▸ Task prompt
Reproduce every line of the entries below verbatim, omitting the pictures from your reply.

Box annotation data

☆ ☆ ☆ ☆ ☆ ☆ ☆

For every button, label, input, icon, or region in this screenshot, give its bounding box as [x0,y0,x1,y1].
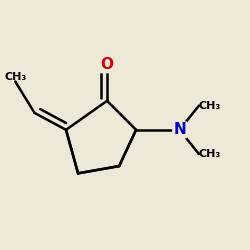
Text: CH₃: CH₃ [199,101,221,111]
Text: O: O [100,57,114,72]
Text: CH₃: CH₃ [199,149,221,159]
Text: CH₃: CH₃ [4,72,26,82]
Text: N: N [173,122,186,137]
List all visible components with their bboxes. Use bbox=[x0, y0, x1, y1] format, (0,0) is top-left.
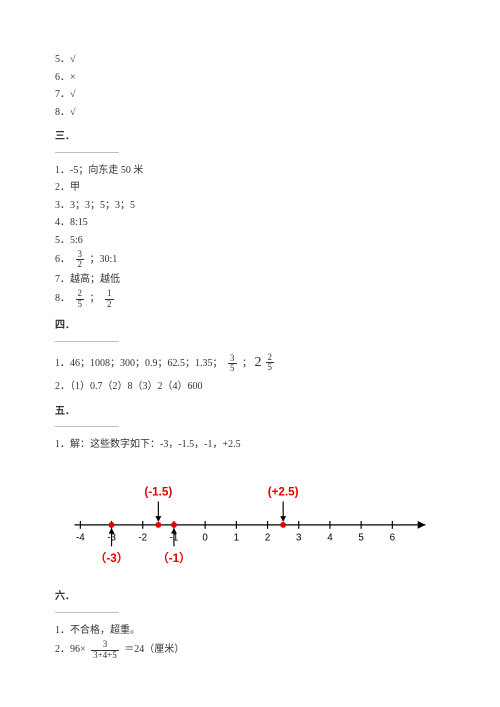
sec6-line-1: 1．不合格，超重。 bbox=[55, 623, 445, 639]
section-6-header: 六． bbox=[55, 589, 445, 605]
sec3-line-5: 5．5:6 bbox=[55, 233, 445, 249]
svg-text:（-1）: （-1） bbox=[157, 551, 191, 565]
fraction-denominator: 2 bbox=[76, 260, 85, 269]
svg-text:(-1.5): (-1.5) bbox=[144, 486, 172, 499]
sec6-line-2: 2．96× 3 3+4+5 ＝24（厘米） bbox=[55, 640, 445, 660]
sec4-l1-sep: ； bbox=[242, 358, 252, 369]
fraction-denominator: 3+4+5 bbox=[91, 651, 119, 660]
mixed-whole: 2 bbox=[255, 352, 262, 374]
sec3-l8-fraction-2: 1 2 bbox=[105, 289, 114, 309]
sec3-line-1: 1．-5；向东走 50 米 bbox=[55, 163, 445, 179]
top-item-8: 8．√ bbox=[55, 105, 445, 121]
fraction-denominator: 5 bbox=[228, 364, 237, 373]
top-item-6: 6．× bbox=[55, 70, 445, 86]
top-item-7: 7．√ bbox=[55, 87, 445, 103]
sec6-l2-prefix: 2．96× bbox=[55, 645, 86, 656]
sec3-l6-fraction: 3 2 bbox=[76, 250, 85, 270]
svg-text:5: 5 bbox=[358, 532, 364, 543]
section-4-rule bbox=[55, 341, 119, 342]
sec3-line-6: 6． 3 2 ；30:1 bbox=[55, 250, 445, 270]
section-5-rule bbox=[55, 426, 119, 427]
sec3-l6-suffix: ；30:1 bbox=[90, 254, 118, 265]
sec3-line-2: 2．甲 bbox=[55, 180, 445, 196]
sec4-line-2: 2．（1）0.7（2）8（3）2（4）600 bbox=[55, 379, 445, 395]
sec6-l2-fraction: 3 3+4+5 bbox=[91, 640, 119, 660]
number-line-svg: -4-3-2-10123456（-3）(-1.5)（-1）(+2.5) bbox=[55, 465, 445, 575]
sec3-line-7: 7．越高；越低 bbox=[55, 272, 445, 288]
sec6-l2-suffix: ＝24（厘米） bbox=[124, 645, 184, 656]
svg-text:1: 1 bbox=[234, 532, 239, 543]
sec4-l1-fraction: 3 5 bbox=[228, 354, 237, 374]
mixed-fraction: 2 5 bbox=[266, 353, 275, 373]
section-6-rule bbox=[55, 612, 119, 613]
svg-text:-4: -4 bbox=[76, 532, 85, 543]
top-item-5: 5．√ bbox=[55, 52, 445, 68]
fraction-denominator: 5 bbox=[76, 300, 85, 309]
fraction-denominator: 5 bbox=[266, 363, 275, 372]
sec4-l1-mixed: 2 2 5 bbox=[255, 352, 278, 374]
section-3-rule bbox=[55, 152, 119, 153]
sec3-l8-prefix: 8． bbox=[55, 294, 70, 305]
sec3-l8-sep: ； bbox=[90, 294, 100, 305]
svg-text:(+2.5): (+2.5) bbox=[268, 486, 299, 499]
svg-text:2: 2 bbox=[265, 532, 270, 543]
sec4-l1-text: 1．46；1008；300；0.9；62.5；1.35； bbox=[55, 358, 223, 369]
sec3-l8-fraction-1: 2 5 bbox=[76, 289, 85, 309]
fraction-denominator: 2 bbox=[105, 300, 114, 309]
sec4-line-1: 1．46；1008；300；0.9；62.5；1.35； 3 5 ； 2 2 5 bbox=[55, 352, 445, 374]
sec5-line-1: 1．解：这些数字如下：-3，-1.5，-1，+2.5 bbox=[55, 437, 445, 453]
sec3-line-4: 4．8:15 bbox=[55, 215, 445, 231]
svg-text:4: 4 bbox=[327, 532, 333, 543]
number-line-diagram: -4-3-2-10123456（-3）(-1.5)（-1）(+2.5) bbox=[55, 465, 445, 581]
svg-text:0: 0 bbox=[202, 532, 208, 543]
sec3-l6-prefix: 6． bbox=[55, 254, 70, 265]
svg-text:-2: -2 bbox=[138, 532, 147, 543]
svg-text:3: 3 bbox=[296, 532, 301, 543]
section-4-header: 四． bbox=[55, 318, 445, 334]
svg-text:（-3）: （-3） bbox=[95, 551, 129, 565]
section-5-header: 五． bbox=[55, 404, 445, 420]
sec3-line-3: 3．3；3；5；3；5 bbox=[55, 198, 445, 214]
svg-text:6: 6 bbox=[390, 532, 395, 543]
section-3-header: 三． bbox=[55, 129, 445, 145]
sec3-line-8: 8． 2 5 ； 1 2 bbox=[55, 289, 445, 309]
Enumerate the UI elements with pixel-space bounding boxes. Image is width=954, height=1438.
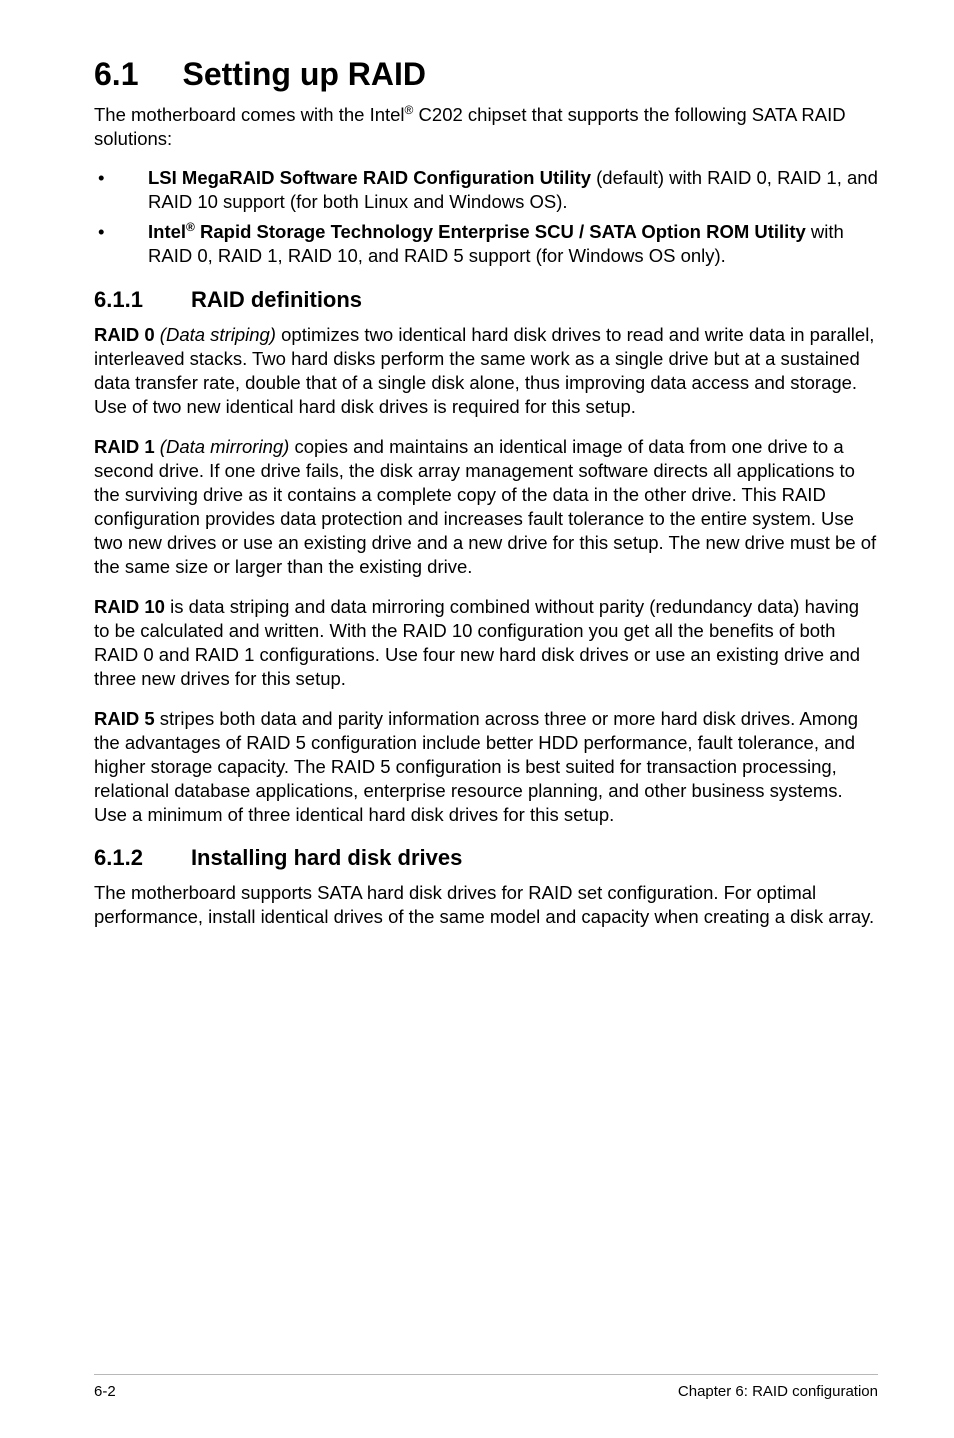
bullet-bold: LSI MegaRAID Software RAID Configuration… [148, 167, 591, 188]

☆ ☆ ☆ ☆ ☆ ☆ ☆

▸ Task answer
For every button, label, input, icon, or region in this screenshot, give its bounding box as [x0,y0,x1,y1].
Text: CH₃: CH₃ [199,101,221,111]
Text: O: O [100,57,114,72]
Text: CH₃: CH₃ [199,149,221,159]
Text: CH₃: CH₃ [4,72,26,82]
Text: N: N [173,122,186,137]
List all visible components with their bboxes. Use bbox=[x0, y0, x1, y1] format, (0,0) is top-left.
sec6-line-1: 1．不合格，超重。 bbox=[55, 623, 445, 639]
section-6-header: 六． bbox=[55, 589, 445, 605]
sec3-line-5: 5．5:6 bbox=[55, 233, 445, 249]
svg-text:（-1）: （-1） bbox=[157, 551, 191, 565]
fraction-denominator: 2 bbox=[76, 260, 85, 269]
svg-text:(-1.5): (-1.5) bbox=[144, 486, 172, 499]
sec6-line-2: 2．96× 3 3+4+5 ＝24（厘米） bbox=[55, 640, 445, 660]
sec4-l1-sep: ； bbox=[242, 358, 252, 369]
fraction-denominator: 3+4+5 bbox=[91, 651, 119, 660]
mixed-whole: 2 bbox=[255, 352, 262, 374]
sec3-l8-fraction-2: 1 2 bbox=[105, 289, 114, 309]
sec3-line-1: 1．-5；向东走 50 米 bbox=[55, 163, 445, 179]
top-item-8: 8．√ bbox=[55, 105, 445, 121]
fraction-denominator: 5 bbox=[228, 364, 237, 373]
top-item-6: 6．× bbox=[55, 70, 445, 86]
top-item-7: 7．√ bbox=[55, 87, 445, 103]
sec6-l2-prefix: 2．96× bbox=[55, 645, 86, 656]
sec3-l6-fraction: 3 2 bbox=[76, 250, 85, 270]
svg-text:5: 5 bbox=[358, 532, 364, 543]
section-4-rule bbox=[55, 341, 119, 342]
sec3-line-6: 6． 3 2 ；30:1 bbox=[55, 250, 445, 270]
section-5-rule bbox=[55, 426, 119, 427]
sec3-l6-suffix: ；30:1 bbox=[90, 254, 118, 265]
sec3-line-2: 2．甲 bbox=[55, 180, 445, 196]
sec4-line-2: 2．（1）0.7（2）8（3）2（4）600 bbox=[55, 379, 445, 395]
sec6-l2-fraction: 3 3+4+5 bbox=[91, 640, 119, 660]
number-line-svg: -4-3-2-10123456（-3）(-1.5)（-1）(+2.5) bbox=[55, 465, 445, 575]
sec3-line-7: 7．越高；越低 bbox=[55, 272, 445, 288]
sec6-l2-suffix: ＝24（厘米） bbox=[124, 645, 184, 656]
svg-text:1: 1 bbox=[234, 532, 239, 543]
sec4-l1-fraction: 3 5 bbox=[228, 354, 237, 374]
mixed-fraction: 2 5 bbox=[266, 353, 275, 373]
section-6-rule bbox=[55, 612, 119, 613]
svg-text:-4: -4 bbox=[76, 532, 85, 543]
top-item-5: 5．√ bbox=[55, 52, 445, 68]
fraction-denominator: 5 bbox=[76, 300, 85, 309]
fraction-denominator: 5 bbox=[266, 363, 275, 372]
sec4-l1-mixed: 2 2 5 bbox=[255, 352, 278, 374]
section-3-rule bbox=[55, 152, 119, 153]
sec3-l8-prefix: 8． bbox=[55, 294, 70, 305]
sec3-l8-sep: ； bbox=[90, 294, 100, 305]
svg-text:(+2.5): (+2.5) bbox=[268, 486, 299, 499]
svg-text:2: 2 bbox=[265, 532, 270, 543]
sec4-l1-text: 1．46；1008；300；0.9；62.5；1.35； bbox=[55, 358, 223, 369]
sec3-l8-fraction-1: 2 5 bbox=[76, 289, 85, 309]
fraction-denominator: 2 bbox=[105, 300, 114, 309]
sec4-line-1: 1．46；1008；300；0.9；62.5；1.35； 3 5 ； 2 2 5 bbox=[55, 352, 445, 374]
sec5-line-1: 1．解：这些数字如下：-3，-1.5，-1，+2.5 bbox=[55, 437, 445, 453]
sec3-line-4: 4．8:15 bbox=[55, 215, 445, 231]
svg-text:4: 4 bbox=[327, 532, 333, 543]
number-line-diagram: -4-3-2-10123456（-3）(-1.5)（-1）(+2.5) bbox=[55, 465, 445, 581]
svg-text:0: 0 bbox=[202, 532, 208, 543]
sec3-l6-prefix: 6． bbox=[55, 254, 70, 265]
svg-text:-2: -2 bbox=[138, 532, 147, 543]
svg-text:3: 3 bbox=[296, 532, 301, 543]
section-4-header: 四． bbox=[55, 318, 445, 334]
svg-text:（-3）: （-3） bbox=[95, 551, 129, 565]
section-5-header: 五． bbox=[55, 404, 445, 420]
sec3-line-3: 3．3；3；5；3；5 bbox=[55, 198, 445, 214]
svg-text:6: 6 bbox=[390, 532, 395, 543]
section-3-header: 三． bbox=[55, 129, 445, 145]
sec3-line-8: 8． 2 5 ； 1 2 bbox=[55, 289, 445, 309]
Enumerate the UI elements with pixel-space bounding boxes. Image is width=954, height=1438.
bullet-bold: LSI MegaRAID Software RAID Configuration… [148, 167, 591, 188]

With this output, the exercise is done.